Stated task: Write out the entire listing below exactly, with the pictures left out.

Supplied records:
▬▬▬▬▬▬▬▬▬▬
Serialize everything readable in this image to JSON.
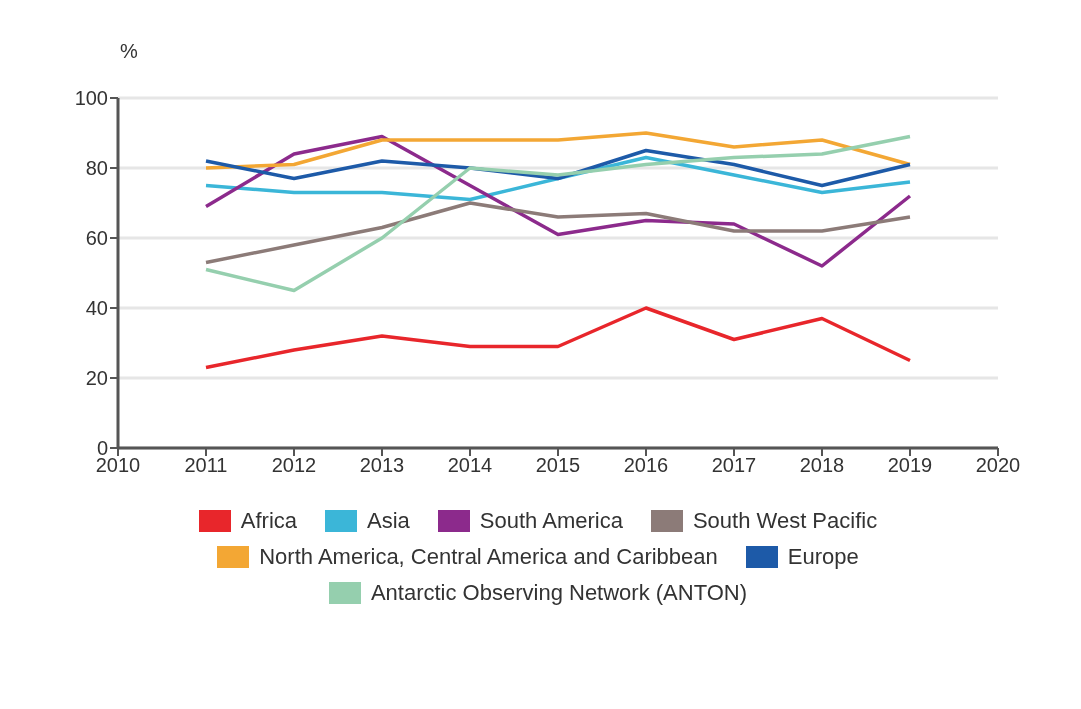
{
  "chart_data": {
    "type": "line",
    "ylabel": "%",
    "x": [
      2011,
      2012,
      2013,
      2014,
      2015,
      2016,
      2017,
      2018,
      2019
    ],
    "xlim": [
      2010,
      2020
    ],
    "xticks": [
      2010,
      2011,
      2012,
      2013,
      2014,
      2015,
      2016,
      2017,
      2018,
      2019,
      2020
    ],
    "ylim": [
      0,
      100
    ],
    "yticks": [
      0,
      20,
      40,
      60,
      80,
      100
    ],
    "grid": "y",
    "legend": "bottom",
    "marker": "none",
    "line_style": "solid",
    "series": [
      {
        "name": "Africa",
        "color": "#e8262b",
        "values": [
          23,
          28,
          32,
          29,
          29,
          40,
          31,
          37,
          25
        ]
      },
      {
        "name": "Asia",
        "color": "#3bb6d8",
        "values": [
          75,
          73,
          73,
          71,
          77,
          83,
          78,
          73,
          76
        ]
      },
      {
        "name": "South America",
        "color": "#8c2a8c",
        "values": [
          69,
          84,
          89,
          75,
          61,
          65,
          64,
          52,
          72
        ]
      },
      {
        "name": "South West Pacific",
        "color": "#8c7b78",
        "values": [
          53,
          58,
          63,
          70,
          66,
          67,
          62,
          62,
          66
        ]
      },
      {
        "name": "North America, Central America and Caribbean",
        "color": "#f3a734",
        "values": [
          80,
          81,
          88,
          88,
          88,
          90,
          86,
          88,
          81
        ]
      },
      {
        "name": "Europe",
        "color": "#1d5aa8",
        "values": [
          82,
          77,
          82,
          80,
          77,
          85,
          81,
          75,
          81
        ]
      },
      {
        "name": "Antarctic Observing Network (ANTON)",
        "color": "#95cfae",
        "values": [
          51,
          45,
          60,
          80,
          78,
          81,
          83,
          84,
          89
        ]
      }
    ]
  }
}
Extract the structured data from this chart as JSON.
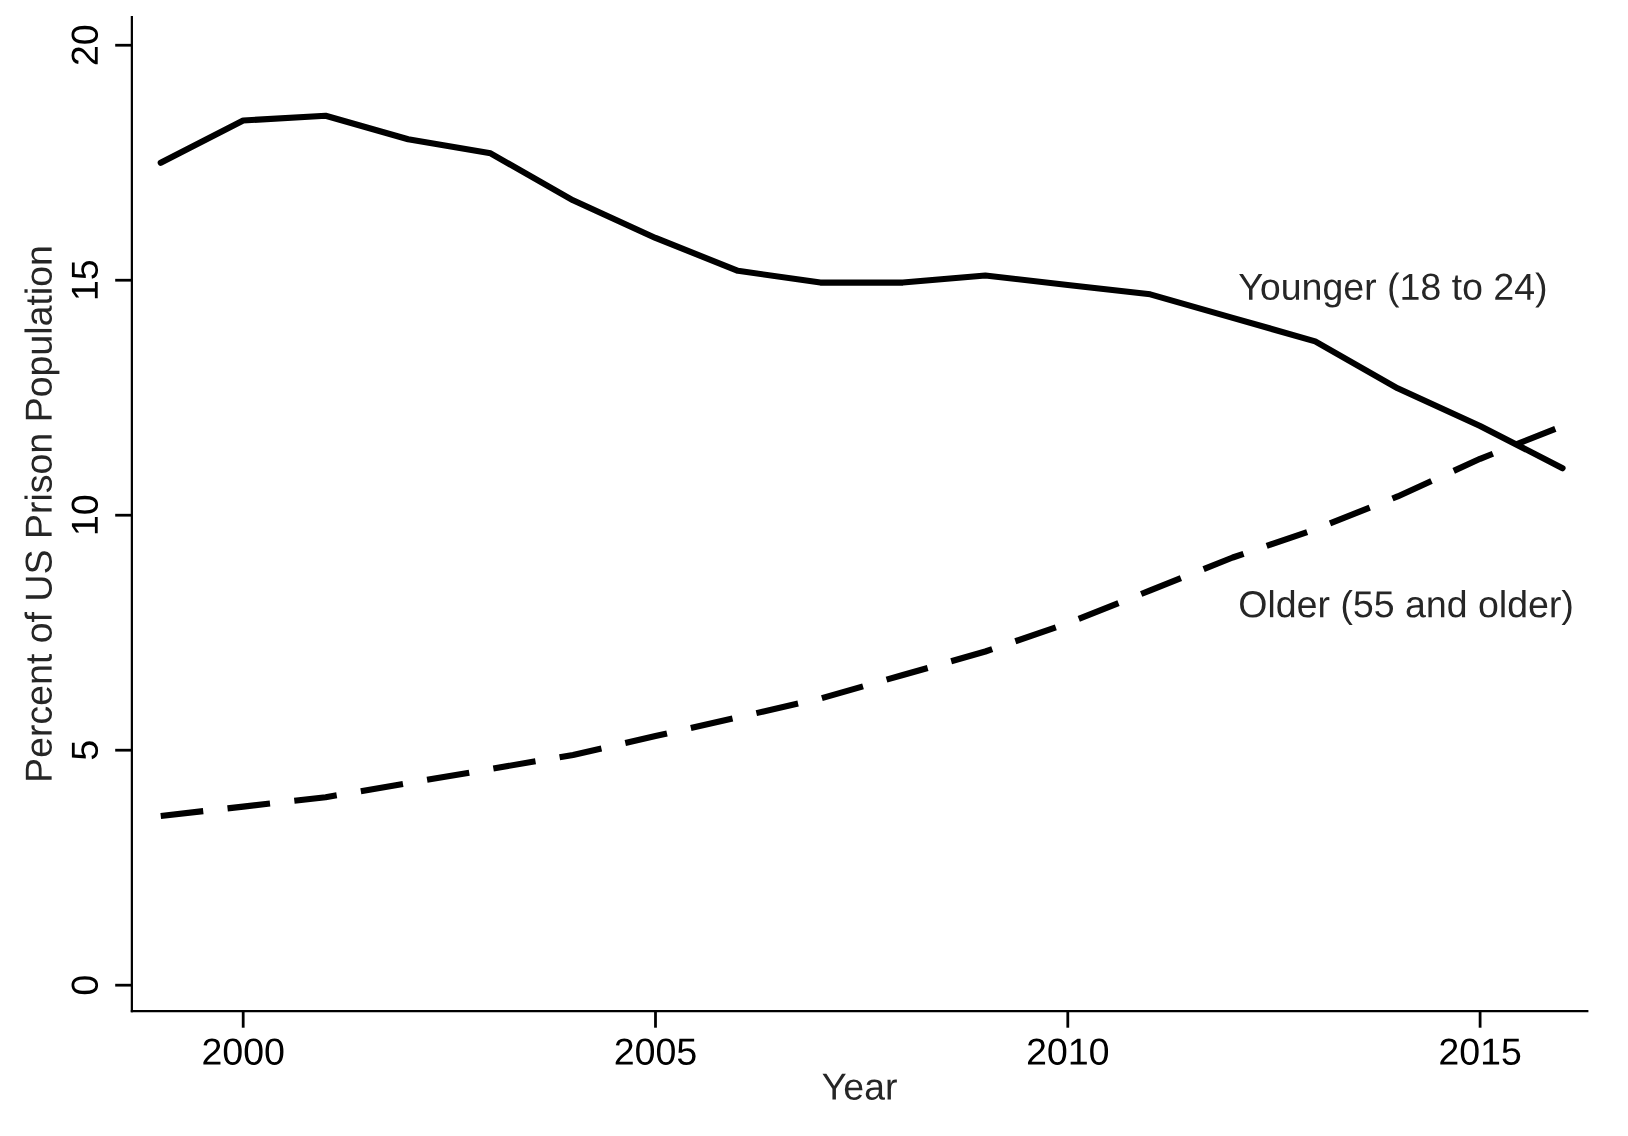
▬▬▬▬▬▬▬▬▬▬
Solution for this task:
Serialize everything readable in this image to JSON.
{
  "chart_data": {
    "type": "line",
    "ylabel": "%",
    "x": [
      2011,
      2012,
      2013,
      2014,
      2015,
      2016,
      2017,
      2018,
      2019
    ],
    "xlim": [
      2010,
      2020
    ],
    "xticks": [
      2010,
      2011,
      2012,
      2013,
      2014,
      2015,
      2016,
      2017,
      2018,
      2019,
      2020
    ],
    "ylim": [
      0,
      100
    ],
    "yticks": [
      0,
      20,
      40,
      60,
      80,
      100
    ],
    "grid": "y",
    "legend": "bottom",
    "marker": "none",
    "line_style": "solid",
    "series": [
      {
        "name": "Africa",
        "color": "#e8262b",
        "values": [
          23,
          28,
          32,
          29,
          29,
          40,
          31,
          37,
          25
        ]
      },
      {
        "name": "Asia",
        "color": "#3bb6d8",
        "values": [
          75,
          73,
          73,
          71,
          77,
          83,
          78,
          73,
          76
        ]
      },
      {
        "name": "South America",
        "color": "#8c2a8c",
        "values": [
          69,
          84,
          89,
          75,
          61,
          65,
          64,
          52,
          72
        ]
      },
      {
        "name": "South West Pacific",
        "color": "#8c7b78",
        "values": [
          53,
          58,
          63,
          70,
          66,
          67,
          62,
          62,
          66
        ]
      },
      {
        "name": "North America, Central America and Caribbean",
        "color": "#f3a734",
        "values": [
          80,
          81,
          88,
          88,
          88,
          90,
          86,
          88,
          81
        ]
      },
      {
        "name": "Europe",
        "color": "#1d5aa8",
        "values": [
          82,
          77,
          82,
          80,
          77,
          85,
          81,
          75,
          81
        ]
      },
      {
        "name": "Antarctic Observing Network (ANTON)",
        "color": "#95cfae",
        "values": [
          51,
          45,
          60,
          80,
          78,
          81,
          83,
          84,
          89
        ]
      }
    ]
  }
}
Extract the structured data from this chart as JSON.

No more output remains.